--- BEGIN MATERIAL PROVIDED ---

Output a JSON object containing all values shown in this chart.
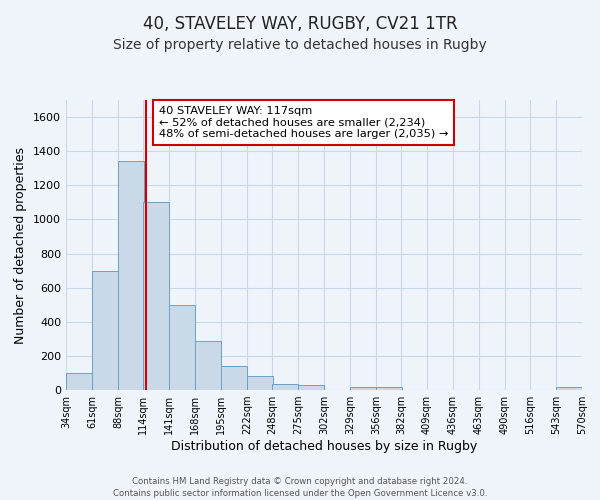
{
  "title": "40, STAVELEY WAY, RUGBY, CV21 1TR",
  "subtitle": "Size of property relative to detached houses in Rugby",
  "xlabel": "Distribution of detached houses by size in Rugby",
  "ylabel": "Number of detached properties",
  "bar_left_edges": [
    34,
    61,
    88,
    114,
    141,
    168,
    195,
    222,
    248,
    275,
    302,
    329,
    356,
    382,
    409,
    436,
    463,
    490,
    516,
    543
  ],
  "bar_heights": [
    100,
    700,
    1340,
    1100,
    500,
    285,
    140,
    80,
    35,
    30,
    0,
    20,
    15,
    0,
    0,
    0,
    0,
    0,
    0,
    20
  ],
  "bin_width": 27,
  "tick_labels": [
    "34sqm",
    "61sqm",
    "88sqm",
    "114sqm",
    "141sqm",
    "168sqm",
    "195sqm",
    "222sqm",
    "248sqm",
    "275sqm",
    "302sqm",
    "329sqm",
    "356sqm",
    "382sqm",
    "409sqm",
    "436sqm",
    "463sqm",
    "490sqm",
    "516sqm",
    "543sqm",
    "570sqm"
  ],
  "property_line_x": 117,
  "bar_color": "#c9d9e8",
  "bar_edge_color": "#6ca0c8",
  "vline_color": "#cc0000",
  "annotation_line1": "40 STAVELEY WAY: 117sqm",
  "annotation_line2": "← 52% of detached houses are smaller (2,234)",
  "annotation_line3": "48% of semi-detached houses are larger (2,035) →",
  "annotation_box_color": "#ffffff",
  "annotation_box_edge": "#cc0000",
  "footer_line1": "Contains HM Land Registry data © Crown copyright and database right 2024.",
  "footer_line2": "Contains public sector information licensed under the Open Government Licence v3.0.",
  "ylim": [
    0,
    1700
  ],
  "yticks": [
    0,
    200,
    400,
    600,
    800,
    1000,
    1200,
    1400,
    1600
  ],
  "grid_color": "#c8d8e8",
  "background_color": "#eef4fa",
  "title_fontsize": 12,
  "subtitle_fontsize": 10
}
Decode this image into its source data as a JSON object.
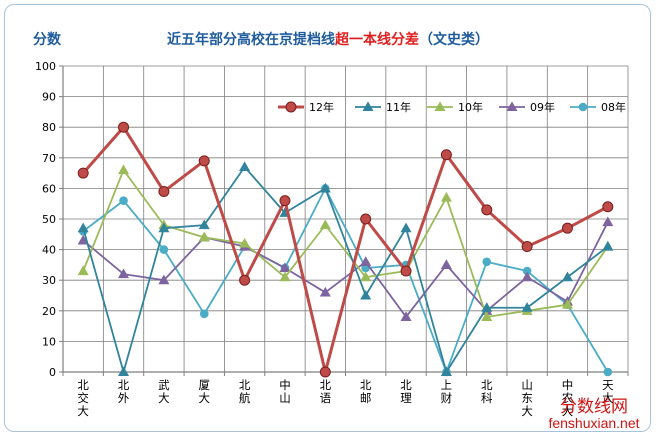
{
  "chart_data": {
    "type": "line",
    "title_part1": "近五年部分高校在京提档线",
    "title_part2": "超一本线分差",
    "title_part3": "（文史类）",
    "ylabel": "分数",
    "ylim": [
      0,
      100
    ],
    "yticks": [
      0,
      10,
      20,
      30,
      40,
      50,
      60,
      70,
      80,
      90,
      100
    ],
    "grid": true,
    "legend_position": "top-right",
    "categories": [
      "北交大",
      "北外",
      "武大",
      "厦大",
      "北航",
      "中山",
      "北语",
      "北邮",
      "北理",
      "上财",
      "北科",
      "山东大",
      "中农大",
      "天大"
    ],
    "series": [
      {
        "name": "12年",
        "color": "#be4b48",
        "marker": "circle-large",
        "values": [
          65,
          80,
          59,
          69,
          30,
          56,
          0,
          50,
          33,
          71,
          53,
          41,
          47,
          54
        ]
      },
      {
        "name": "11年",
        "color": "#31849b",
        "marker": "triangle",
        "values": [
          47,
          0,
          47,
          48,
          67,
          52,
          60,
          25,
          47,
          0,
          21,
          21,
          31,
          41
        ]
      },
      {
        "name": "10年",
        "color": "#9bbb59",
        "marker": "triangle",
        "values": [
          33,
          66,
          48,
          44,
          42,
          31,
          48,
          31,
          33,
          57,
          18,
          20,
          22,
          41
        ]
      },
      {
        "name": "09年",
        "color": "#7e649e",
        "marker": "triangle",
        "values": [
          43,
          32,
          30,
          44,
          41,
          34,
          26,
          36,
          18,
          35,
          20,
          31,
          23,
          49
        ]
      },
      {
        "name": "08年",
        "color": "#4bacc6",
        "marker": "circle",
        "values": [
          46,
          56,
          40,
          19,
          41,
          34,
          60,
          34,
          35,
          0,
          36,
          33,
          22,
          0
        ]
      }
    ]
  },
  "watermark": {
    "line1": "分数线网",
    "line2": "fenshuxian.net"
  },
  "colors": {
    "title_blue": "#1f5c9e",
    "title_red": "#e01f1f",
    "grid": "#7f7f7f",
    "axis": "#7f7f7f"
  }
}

--- END MATERIAL PROVIDED ---

> **DIRECTIVE**
Give only the number of lines in the records that include the word "right".

> **WRITTEN ANSWER**
2